Problem details
The records below must be output exactly, without pictures.

Recorded information
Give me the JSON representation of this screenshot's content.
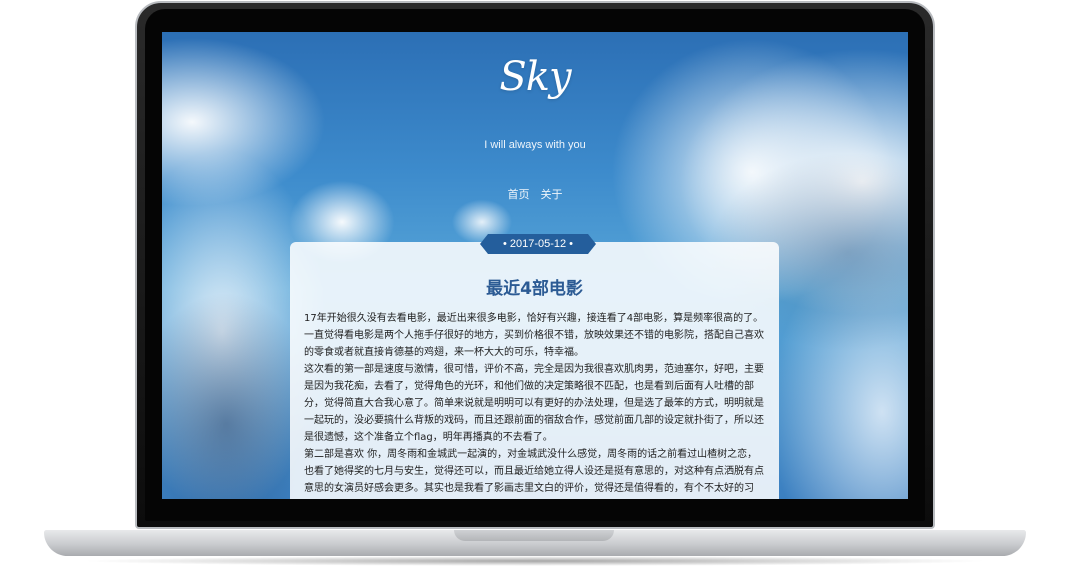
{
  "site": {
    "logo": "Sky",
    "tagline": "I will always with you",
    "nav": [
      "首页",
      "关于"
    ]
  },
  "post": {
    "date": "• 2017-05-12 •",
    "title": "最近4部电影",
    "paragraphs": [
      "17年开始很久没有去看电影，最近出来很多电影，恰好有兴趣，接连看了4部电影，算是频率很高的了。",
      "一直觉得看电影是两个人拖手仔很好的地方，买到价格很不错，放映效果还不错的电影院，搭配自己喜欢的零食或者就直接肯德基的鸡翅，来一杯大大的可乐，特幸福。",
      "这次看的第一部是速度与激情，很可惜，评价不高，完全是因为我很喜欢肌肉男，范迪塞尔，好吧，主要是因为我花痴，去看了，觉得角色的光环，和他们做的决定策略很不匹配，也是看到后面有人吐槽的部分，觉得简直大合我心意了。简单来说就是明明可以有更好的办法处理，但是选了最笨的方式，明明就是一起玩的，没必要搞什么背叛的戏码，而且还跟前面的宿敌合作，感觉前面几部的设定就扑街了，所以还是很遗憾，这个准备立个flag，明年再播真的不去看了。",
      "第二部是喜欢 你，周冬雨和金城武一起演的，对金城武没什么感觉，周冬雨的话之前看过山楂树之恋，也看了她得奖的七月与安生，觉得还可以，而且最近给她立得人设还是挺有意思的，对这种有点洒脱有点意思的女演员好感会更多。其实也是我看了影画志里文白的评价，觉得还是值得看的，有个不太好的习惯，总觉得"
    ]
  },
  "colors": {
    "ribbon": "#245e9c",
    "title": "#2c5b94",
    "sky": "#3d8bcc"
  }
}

Problem solution
Give me the JSON representation of this screenshot's content.
{
  "site": {
    "logo": "Sky",
    "tagline": "I will always with you",
    "nav": [
      "首页",
      "关于"
    ]
  },
  "post": {
    "date": "• 2017-05-12 •",
    "title": "最近4部电影",
    "paragraphs": [
      "17年开始很久没有去看电影，最近出来很多电影，恰好有兴趣，接连看了4部电影，算是频率很高的了。",
      "一直觉得看电影是两个人拖手仔很好的地方，买到价格很不错，放映效果还不错的电影院，搭配自己喜欢的零食或者就直接肯德基的鸡翅，来一杯大大的可乐，特幸福。",
      "这次看的第一部是速度与激情，很可惜，评价不高，完全是因为我很喜欢肌肉男，范迪塞尔，好吧，主要是因为我花痴，去看了，觉得角色的光环，和他们做的决定策略很不匹配，也是看到后面有人吐槽的部分，觉得简直大合我心意了。简单来说就是明明可以有更好的办法处理，但是选了最笨的方式，明明就是一起玩的，没必要搞什么背叛的戏码，而且还跟前面的宿敌合作，感觉前面几部的设定就扑街了，所以还是很遗憾，这个准备立个flag，明年再播真的不去看了。",
      "第二部是喜欢 你，周冬雨和金城武一起演的，对金城武没什么感觉，周冬雨的话之前看过山楂树之恋，也看了她得奖的七月与安生，觉得还可以，而且最近给她立得人设还是挺有意思的，对这种有点洒脱有点意思的女演员好感会更多。其实也是我看了影画志里文白的评价，觉得还是值得看的，有个不太好的习惯，总觉得"
    ]
  },
  "colors": {
    "ribbon": "#245e9c",
    "title": "#2c5b94",
    "sky": "#3d8bcc"
  }
}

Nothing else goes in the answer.